-- BEGIN --

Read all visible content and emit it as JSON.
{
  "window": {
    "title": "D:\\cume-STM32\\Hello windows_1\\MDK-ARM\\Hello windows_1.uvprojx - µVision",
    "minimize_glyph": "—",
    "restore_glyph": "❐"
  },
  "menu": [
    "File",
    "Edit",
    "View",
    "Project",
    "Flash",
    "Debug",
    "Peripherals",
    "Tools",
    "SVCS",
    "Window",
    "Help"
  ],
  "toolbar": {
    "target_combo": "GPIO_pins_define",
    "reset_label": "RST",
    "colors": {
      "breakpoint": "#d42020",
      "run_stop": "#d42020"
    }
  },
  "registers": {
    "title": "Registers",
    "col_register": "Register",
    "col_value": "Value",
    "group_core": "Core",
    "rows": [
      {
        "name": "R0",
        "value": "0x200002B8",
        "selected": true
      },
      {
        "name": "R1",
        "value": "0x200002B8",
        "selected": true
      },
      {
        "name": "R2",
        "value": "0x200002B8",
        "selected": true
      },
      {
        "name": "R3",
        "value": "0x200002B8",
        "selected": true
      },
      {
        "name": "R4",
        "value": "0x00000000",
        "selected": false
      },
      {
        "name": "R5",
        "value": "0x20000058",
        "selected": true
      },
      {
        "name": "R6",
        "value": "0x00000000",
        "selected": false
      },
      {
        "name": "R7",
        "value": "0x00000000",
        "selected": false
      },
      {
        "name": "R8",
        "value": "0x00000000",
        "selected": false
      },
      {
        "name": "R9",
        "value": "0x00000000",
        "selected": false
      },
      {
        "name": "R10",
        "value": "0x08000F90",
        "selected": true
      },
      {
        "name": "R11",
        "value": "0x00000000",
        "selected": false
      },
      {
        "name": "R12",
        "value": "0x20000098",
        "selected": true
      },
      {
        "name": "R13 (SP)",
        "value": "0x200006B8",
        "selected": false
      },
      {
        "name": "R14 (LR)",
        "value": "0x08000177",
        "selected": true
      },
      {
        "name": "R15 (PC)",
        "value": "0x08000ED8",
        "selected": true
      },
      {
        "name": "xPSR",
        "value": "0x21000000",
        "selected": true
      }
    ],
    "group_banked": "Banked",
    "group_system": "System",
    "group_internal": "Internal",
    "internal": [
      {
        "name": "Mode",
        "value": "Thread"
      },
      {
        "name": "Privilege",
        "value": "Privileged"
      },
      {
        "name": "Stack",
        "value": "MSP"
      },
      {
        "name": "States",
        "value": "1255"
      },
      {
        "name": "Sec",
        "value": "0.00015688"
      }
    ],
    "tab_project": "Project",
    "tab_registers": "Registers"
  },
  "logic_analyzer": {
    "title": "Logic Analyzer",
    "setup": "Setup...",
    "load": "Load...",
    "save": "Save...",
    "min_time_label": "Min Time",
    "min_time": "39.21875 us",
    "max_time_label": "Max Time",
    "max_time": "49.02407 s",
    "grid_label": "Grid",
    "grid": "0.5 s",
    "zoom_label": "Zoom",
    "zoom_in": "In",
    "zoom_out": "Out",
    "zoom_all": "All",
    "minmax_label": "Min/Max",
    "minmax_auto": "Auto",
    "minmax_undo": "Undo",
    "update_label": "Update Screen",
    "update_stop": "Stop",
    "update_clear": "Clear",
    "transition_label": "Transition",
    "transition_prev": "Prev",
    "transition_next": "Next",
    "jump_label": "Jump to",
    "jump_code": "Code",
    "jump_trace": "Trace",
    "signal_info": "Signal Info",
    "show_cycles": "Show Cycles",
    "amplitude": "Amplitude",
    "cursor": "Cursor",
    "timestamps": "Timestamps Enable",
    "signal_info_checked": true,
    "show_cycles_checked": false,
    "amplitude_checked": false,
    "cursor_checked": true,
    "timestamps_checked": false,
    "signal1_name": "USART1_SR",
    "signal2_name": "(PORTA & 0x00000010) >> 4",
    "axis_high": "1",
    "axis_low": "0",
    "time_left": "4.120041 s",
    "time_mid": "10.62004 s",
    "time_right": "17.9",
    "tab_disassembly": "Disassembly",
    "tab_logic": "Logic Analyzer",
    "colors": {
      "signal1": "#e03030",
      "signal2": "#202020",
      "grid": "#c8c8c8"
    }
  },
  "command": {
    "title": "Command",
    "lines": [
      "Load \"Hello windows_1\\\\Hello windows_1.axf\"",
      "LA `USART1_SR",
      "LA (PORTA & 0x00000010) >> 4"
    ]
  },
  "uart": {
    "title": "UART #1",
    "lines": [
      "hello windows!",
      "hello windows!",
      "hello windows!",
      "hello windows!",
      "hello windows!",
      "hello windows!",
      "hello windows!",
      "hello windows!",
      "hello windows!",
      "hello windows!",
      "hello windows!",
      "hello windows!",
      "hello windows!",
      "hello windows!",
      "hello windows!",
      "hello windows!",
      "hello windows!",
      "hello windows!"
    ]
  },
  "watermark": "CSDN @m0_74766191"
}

-- END --
-- BEGIN --

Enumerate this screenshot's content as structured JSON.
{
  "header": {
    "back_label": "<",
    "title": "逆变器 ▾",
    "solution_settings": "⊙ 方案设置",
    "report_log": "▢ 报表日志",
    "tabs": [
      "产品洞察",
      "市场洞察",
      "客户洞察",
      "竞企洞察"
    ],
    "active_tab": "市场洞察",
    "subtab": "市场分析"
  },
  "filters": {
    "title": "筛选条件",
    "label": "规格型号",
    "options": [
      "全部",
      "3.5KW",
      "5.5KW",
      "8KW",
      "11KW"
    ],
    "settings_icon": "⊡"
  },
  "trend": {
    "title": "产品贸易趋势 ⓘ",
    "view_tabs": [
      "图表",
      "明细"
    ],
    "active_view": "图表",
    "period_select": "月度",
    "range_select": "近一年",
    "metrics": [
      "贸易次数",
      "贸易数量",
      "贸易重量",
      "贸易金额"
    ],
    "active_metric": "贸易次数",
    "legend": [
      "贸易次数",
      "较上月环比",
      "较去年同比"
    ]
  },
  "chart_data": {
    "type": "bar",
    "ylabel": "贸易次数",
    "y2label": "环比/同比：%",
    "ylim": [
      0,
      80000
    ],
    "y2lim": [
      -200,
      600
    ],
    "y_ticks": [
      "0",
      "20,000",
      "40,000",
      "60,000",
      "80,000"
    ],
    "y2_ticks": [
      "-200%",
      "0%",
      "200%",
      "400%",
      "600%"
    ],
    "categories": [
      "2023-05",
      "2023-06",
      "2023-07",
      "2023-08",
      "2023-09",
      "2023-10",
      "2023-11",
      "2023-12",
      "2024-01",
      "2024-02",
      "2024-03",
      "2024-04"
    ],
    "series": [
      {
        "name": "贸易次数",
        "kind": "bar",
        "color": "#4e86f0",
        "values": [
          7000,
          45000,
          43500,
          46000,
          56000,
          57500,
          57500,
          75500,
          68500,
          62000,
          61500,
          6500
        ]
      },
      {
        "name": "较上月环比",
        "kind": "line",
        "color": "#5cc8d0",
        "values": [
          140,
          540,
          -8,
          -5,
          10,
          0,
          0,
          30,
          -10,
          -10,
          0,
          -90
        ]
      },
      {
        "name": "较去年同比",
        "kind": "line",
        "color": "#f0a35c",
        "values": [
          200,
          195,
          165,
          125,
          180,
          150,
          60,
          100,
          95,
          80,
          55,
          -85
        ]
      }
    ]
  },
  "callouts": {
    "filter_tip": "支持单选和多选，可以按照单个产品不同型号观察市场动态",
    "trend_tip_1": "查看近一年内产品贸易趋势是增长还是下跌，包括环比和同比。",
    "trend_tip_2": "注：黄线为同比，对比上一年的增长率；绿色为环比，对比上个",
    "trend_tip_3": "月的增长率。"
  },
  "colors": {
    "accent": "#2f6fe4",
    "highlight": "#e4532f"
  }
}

-- END --
-- BEGIN --

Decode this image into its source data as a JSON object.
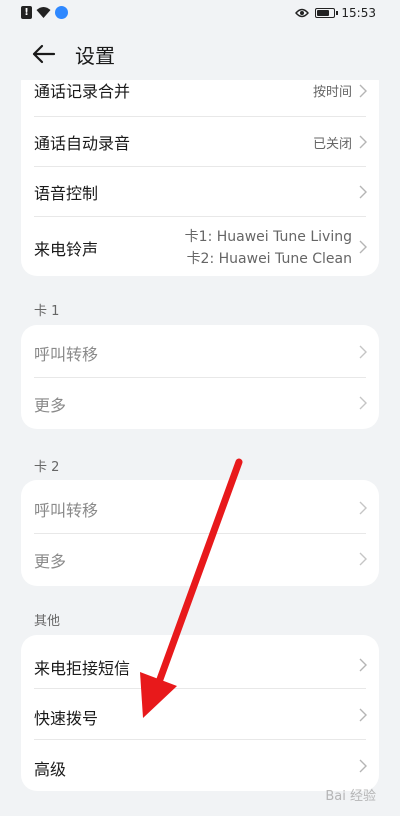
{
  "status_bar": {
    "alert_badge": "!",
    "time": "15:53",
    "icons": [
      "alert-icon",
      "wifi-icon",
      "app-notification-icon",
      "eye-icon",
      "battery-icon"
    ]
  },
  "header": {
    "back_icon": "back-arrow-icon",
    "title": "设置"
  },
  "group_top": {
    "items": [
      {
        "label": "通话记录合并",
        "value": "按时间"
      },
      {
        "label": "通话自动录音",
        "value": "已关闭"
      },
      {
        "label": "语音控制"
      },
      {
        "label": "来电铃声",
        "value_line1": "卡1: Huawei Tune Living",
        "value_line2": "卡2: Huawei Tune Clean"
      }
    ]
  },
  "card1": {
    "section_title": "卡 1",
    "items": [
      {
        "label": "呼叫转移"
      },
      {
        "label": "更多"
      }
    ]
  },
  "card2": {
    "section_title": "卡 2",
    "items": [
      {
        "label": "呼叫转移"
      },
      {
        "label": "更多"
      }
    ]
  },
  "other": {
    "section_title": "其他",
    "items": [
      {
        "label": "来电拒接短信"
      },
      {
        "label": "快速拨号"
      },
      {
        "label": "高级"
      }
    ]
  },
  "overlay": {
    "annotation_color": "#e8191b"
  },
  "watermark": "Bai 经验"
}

-- END --

» **TASK OBJECTIVE**: Using the listing above, say how many of its lines contain the string "贸易次数", giving nothing but the figure.

» **RIGHT ANSWER**: 5